Short exercise —
Format everything from the line containing "fibonacci-icon: ƒE: [563, 4, 579, 19]" down to the line containing "search-icon: [1686, 5, 1699, 18]" as a JSON list of strings, one per line, omitting blank lines.

Supplied records —
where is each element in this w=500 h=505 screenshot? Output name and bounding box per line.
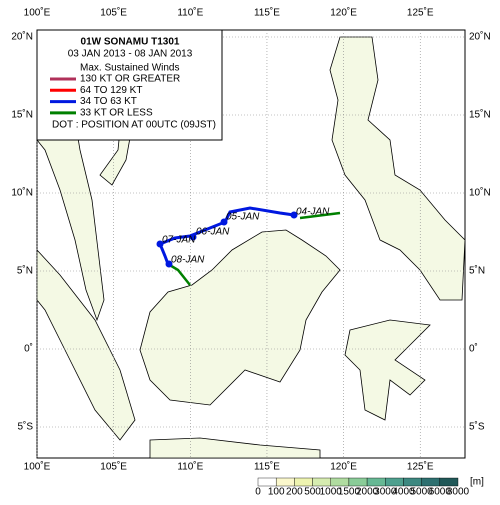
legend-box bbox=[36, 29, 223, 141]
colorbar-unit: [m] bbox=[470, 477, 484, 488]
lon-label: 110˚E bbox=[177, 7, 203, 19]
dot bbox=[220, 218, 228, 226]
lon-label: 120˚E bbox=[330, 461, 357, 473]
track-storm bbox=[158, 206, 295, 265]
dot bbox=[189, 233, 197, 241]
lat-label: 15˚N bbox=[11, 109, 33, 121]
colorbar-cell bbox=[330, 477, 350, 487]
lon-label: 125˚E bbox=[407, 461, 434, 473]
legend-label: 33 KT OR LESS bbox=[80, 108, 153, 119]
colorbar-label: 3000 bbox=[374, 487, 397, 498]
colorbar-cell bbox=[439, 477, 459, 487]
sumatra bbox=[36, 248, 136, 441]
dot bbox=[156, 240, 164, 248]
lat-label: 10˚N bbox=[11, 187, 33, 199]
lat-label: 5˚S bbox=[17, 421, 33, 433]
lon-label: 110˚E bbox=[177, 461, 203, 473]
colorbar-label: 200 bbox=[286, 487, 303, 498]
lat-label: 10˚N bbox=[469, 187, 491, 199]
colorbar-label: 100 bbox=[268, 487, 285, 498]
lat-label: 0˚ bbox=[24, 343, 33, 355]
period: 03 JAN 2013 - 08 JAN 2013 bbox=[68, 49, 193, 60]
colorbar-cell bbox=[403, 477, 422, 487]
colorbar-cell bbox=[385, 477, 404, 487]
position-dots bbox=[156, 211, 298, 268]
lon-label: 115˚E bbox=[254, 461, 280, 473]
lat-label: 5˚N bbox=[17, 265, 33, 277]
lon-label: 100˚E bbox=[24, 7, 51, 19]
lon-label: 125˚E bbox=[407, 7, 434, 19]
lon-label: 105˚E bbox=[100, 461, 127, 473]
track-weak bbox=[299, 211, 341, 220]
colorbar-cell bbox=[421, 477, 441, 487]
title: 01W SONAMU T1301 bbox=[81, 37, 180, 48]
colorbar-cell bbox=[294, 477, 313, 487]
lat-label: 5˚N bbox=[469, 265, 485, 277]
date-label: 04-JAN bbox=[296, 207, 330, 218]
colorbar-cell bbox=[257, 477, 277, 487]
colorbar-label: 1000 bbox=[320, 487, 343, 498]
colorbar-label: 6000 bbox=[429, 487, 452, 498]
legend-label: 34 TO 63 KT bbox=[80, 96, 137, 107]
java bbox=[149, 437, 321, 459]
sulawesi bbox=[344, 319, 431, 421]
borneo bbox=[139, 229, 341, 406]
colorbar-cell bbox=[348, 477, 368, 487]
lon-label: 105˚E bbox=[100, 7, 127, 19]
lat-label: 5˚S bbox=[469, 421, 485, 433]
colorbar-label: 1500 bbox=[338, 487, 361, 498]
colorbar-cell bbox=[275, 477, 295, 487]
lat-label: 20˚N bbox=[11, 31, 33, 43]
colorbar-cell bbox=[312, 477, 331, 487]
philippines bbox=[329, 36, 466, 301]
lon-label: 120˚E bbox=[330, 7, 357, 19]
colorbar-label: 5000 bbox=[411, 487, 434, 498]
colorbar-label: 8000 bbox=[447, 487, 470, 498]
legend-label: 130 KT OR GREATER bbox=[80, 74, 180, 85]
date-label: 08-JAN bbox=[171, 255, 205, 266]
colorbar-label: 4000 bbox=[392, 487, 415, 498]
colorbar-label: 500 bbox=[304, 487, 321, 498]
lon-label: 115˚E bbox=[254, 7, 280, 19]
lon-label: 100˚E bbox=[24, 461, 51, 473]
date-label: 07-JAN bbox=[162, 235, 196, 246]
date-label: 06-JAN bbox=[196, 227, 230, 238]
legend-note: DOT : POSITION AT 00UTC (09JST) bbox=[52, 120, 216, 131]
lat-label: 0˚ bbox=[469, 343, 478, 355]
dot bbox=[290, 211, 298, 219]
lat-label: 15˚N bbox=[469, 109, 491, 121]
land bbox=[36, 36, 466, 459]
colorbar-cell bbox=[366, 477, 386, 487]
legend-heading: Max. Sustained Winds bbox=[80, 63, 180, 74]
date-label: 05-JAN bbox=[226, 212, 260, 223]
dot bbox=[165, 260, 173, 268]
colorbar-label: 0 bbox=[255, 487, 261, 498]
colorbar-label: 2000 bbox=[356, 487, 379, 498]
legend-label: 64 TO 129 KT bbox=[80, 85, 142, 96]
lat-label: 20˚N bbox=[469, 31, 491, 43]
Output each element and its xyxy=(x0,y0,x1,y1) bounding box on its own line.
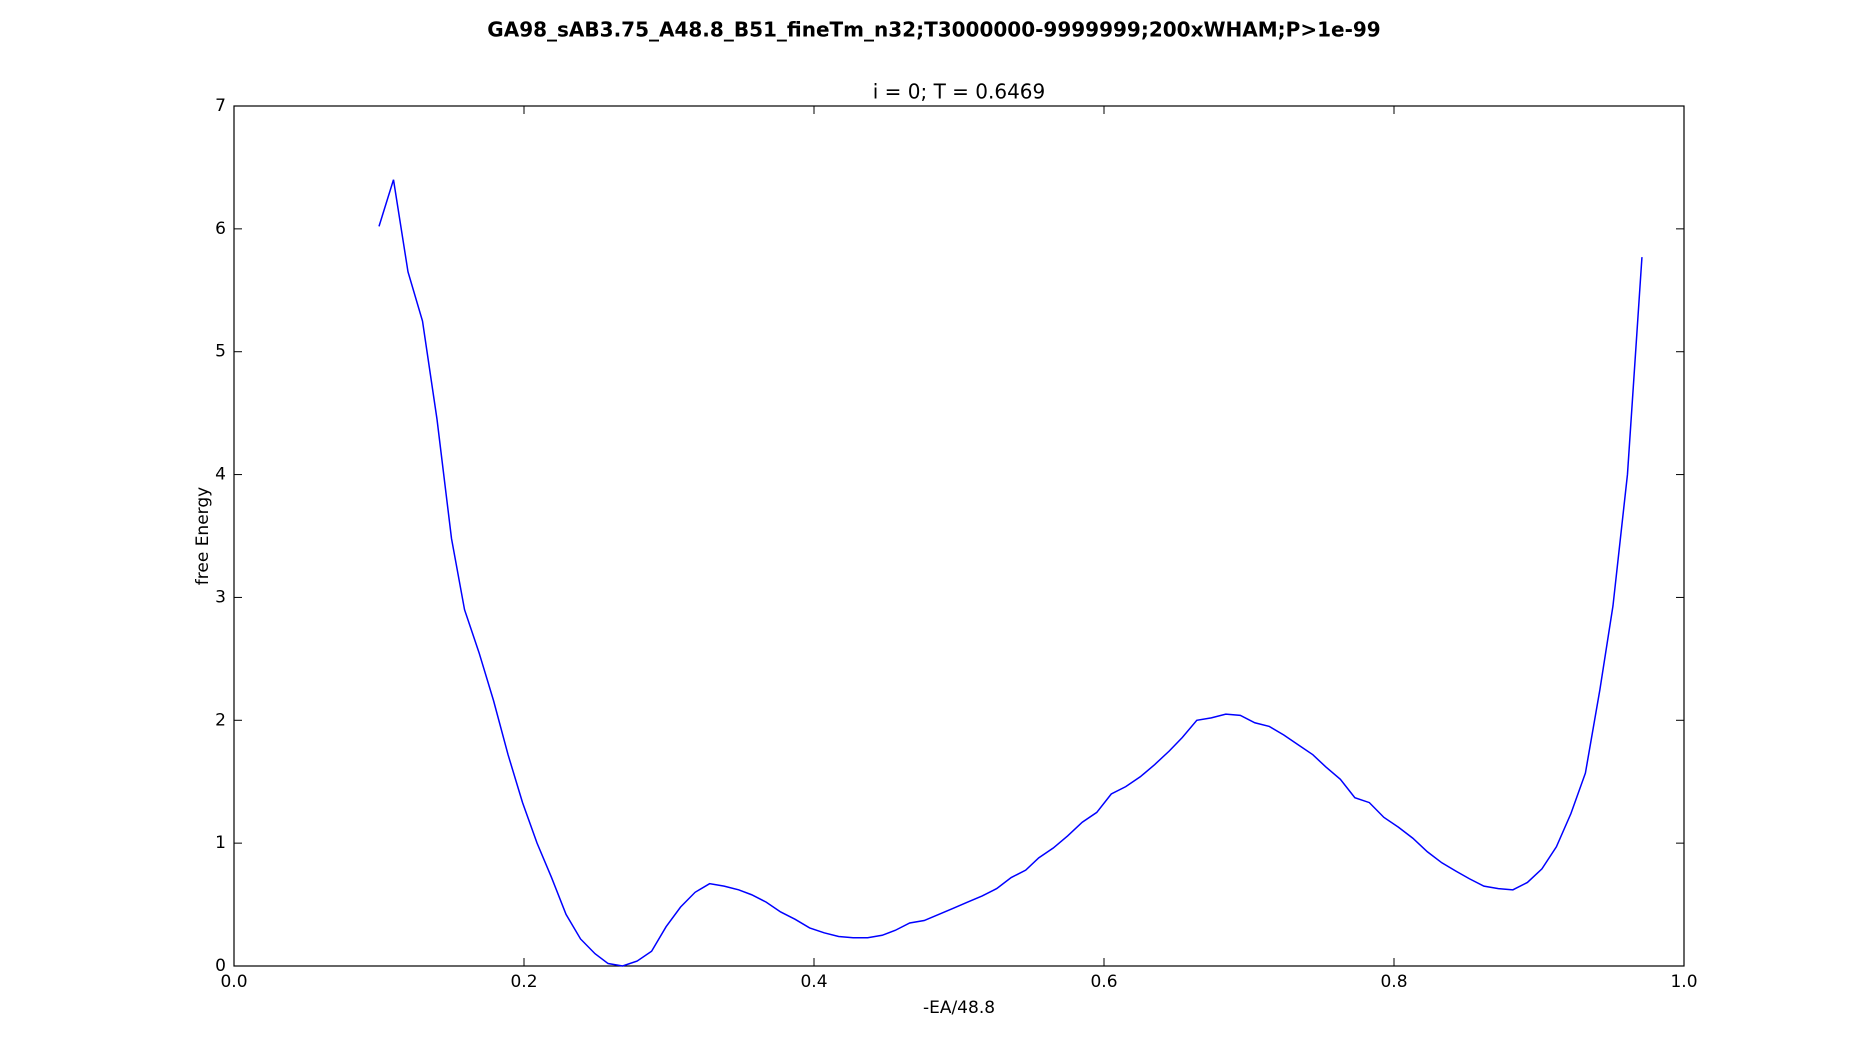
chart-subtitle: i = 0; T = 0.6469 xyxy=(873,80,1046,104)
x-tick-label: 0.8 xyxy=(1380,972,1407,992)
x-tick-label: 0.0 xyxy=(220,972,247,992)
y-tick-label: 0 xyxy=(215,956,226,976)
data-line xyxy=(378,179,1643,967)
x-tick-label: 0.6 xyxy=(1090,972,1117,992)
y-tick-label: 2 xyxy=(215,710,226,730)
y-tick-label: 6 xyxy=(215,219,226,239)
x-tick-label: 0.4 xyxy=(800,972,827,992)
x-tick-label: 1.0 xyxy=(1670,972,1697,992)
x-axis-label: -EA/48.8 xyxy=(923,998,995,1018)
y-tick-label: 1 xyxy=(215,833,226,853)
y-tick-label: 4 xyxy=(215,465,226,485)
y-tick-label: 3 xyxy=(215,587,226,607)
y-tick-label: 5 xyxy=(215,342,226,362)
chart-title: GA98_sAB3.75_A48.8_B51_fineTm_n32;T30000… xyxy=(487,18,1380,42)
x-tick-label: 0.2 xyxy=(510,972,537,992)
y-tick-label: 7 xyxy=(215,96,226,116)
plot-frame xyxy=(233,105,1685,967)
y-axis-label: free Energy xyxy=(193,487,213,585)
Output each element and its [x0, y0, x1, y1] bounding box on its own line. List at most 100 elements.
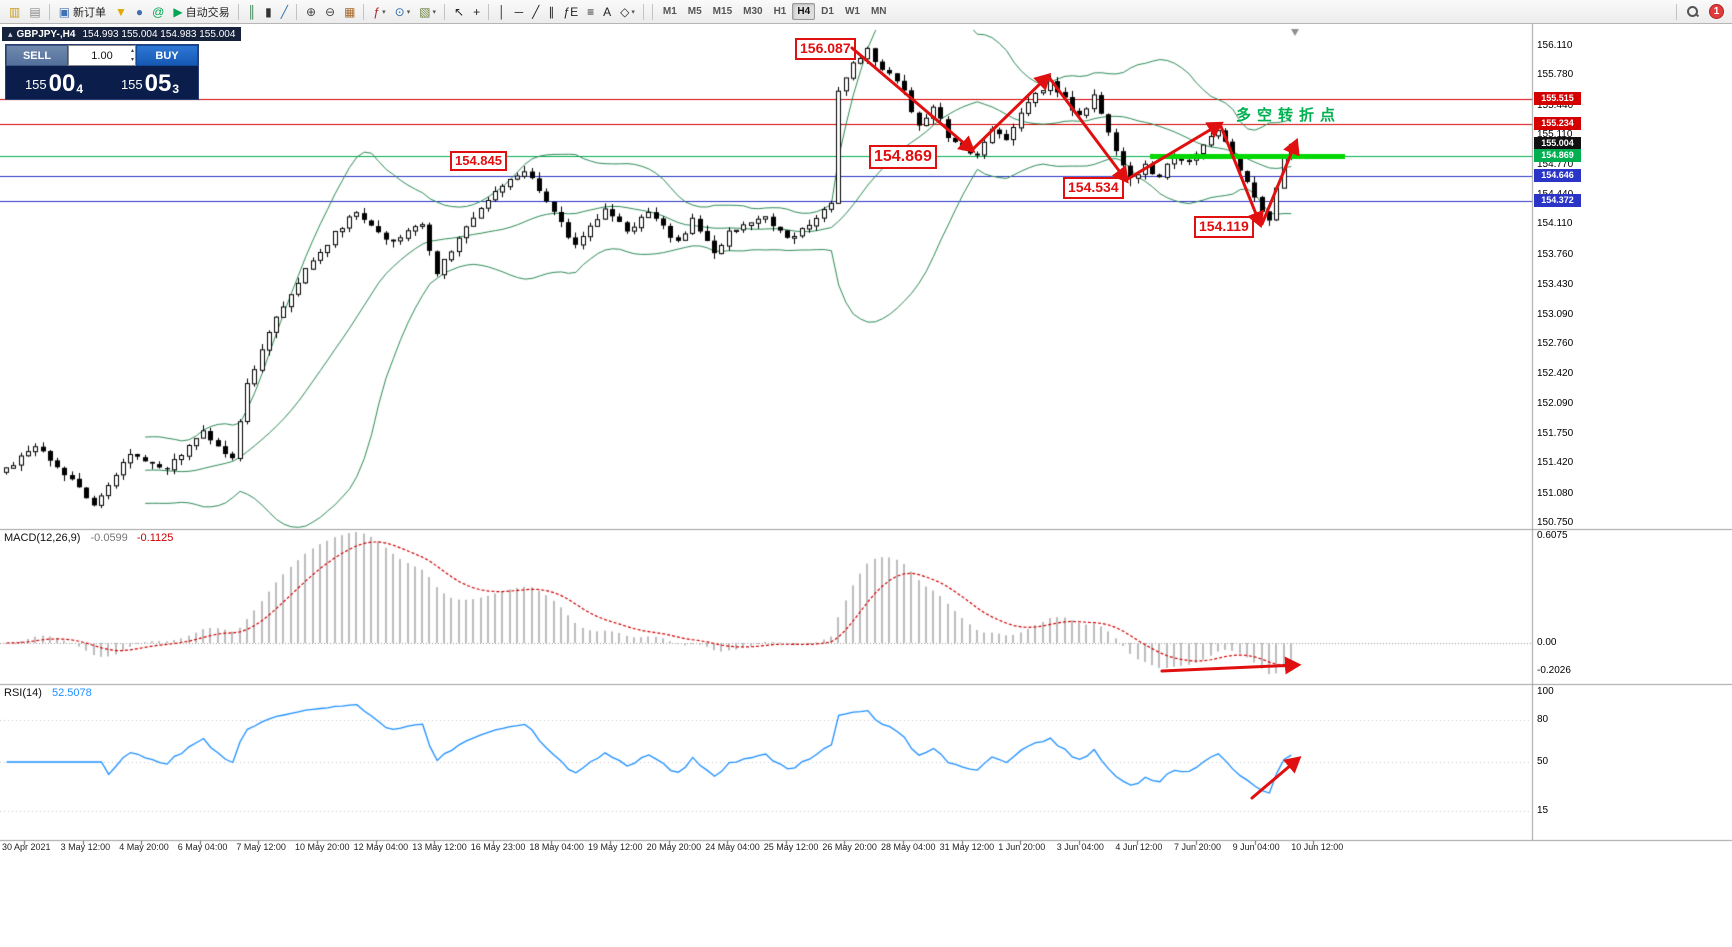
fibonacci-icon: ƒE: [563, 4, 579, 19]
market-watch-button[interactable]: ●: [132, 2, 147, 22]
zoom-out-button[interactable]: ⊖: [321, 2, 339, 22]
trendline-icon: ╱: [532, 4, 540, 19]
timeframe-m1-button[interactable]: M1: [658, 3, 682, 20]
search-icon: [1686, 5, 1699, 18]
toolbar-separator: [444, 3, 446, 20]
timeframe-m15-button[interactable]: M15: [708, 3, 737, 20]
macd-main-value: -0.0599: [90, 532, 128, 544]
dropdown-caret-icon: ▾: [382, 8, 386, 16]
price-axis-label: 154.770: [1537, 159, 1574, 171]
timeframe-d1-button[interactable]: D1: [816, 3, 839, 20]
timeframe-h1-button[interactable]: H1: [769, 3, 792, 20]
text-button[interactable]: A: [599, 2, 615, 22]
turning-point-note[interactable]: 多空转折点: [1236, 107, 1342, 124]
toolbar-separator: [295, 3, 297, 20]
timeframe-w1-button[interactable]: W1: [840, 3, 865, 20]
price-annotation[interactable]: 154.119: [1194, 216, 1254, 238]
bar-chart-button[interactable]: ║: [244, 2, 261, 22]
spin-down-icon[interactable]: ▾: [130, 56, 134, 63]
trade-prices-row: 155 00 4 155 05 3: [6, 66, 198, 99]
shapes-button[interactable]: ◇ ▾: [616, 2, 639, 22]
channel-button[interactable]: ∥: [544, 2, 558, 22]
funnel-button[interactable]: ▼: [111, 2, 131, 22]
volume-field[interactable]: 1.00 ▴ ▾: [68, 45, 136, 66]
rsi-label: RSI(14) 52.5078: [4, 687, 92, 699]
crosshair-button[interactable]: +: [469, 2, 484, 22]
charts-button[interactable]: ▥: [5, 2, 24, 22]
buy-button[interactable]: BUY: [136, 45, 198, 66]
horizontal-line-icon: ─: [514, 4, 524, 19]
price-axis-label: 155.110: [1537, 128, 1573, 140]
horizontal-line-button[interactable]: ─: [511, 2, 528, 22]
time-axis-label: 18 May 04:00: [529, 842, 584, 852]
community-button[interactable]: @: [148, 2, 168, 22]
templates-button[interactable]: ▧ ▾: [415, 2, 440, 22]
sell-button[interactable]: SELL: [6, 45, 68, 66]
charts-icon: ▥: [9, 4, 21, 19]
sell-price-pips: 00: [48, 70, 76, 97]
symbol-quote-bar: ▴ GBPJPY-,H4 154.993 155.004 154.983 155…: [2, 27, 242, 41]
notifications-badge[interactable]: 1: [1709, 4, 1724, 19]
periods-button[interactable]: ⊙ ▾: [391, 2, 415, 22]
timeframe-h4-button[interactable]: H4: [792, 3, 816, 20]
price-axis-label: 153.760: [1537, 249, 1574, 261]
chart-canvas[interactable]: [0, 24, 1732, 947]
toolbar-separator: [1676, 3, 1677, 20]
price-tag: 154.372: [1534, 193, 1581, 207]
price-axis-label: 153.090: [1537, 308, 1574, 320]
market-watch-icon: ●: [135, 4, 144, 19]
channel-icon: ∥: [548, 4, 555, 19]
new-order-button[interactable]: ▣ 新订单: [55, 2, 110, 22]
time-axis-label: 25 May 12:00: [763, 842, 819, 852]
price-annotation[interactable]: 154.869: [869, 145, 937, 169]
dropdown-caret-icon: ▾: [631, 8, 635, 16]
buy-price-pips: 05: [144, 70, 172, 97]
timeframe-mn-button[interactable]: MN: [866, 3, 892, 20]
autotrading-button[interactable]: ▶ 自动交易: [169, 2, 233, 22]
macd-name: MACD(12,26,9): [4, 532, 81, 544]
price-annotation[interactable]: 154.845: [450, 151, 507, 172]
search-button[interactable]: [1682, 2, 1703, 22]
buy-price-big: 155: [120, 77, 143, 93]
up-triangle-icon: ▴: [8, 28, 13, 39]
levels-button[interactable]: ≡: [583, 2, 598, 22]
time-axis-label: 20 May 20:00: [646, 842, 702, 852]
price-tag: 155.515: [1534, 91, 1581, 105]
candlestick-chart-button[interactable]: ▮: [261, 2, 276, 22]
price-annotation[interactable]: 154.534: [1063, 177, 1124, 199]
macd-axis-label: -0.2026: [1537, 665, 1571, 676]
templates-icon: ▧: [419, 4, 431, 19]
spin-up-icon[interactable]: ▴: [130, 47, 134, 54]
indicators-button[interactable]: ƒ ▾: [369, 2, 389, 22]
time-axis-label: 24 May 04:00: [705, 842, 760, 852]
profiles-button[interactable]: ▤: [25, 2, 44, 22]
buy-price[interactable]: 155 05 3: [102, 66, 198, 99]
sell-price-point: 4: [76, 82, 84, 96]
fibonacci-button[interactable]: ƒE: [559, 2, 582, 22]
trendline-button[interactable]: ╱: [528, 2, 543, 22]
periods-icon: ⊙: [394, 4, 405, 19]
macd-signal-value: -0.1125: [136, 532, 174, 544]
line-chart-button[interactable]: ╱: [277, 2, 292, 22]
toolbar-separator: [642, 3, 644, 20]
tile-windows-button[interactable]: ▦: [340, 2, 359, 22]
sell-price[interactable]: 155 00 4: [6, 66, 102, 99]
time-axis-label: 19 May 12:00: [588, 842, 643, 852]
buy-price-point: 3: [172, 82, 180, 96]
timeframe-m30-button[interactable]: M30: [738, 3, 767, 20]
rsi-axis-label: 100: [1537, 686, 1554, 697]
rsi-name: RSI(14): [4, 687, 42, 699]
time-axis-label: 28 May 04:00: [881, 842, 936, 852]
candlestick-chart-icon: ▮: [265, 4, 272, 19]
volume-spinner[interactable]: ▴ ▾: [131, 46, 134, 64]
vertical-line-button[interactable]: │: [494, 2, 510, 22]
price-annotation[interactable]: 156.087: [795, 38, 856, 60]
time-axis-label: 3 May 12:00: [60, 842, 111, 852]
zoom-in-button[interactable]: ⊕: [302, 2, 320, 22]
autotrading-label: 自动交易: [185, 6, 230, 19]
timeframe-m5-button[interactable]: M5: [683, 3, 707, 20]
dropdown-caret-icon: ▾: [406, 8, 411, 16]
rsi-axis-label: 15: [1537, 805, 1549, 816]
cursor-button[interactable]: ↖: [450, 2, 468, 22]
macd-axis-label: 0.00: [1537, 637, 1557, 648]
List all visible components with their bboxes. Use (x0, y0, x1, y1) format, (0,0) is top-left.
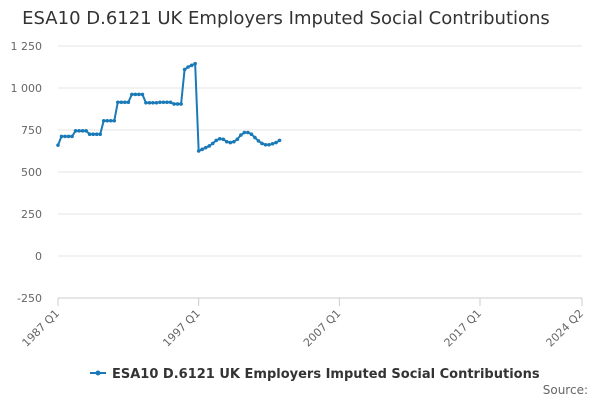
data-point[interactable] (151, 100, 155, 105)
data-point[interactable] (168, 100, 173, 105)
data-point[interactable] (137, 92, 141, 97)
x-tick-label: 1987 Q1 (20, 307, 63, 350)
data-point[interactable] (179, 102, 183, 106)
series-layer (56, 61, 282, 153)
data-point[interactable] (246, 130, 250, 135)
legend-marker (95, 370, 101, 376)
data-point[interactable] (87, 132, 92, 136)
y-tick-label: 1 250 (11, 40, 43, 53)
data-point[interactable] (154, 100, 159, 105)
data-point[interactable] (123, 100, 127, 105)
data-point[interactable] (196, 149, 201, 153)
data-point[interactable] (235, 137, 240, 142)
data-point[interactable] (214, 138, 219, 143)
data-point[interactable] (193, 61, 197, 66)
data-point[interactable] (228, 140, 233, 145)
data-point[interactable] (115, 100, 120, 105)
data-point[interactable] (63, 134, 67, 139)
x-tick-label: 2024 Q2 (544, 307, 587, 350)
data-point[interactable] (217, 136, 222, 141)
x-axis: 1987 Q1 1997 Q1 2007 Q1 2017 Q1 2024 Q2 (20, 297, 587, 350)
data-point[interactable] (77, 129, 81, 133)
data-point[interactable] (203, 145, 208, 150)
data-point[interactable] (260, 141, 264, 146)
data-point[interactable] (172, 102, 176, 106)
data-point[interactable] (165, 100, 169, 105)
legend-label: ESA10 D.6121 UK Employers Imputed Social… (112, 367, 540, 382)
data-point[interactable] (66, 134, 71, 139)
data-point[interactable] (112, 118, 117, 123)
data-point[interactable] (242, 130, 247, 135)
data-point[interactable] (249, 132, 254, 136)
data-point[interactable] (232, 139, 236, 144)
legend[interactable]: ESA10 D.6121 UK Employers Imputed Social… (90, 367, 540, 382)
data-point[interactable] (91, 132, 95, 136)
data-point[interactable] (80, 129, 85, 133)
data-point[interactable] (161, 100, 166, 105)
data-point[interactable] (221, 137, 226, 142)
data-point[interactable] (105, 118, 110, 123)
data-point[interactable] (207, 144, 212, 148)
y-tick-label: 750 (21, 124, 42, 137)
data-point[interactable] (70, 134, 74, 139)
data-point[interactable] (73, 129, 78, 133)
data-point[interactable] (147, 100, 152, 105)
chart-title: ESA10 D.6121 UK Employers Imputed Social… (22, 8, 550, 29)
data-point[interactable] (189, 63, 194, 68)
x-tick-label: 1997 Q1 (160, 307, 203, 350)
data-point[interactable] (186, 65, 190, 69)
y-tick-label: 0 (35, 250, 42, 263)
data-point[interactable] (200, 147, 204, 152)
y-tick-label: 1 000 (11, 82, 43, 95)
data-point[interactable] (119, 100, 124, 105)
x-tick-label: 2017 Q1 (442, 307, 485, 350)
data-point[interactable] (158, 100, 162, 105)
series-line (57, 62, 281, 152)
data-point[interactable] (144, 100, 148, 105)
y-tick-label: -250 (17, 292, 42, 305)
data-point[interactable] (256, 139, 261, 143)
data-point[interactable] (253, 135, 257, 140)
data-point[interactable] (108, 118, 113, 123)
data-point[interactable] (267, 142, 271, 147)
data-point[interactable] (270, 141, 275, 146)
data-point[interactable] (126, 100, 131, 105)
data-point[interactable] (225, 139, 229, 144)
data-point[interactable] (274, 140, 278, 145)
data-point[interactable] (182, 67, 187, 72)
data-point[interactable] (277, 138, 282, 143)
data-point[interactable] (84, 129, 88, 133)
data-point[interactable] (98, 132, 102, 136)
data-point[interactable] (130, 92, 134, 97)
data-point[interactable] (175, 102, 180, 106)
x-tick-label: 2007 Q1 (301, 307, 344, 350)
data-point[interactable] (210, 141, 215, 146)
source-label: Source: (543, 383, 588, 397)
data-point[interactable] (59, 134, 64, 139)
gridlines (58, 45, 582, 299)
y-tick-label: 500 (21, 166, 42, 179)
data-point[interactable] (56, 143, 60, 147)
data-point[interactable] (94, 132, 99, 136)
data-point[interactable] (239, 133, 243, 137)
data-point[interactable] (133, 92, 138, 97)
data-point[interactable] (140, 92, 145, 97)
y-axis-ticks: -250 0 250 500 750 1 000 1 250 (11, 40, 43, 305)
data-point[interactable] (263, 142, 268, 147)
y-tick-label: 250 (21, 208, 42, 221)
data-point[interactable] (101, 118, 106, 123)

Full response —
[
  "fibonacci-icon: ƒE: [563, 4, 579, 19]",
  "market-watch-button[interactable]: ●: [132, 2, 147, 22]",
  "zoom-out-button[interactable]: ⊖: [321, 2, 339, 22]",
  "trendline-icon: ╱: [532, 4, 540, 19]",
  "timeframe-m1-button[interactable]: M1: [658, 3, 682, 20]",
  "search-icon: [1686, 5, 1699, 18]"
]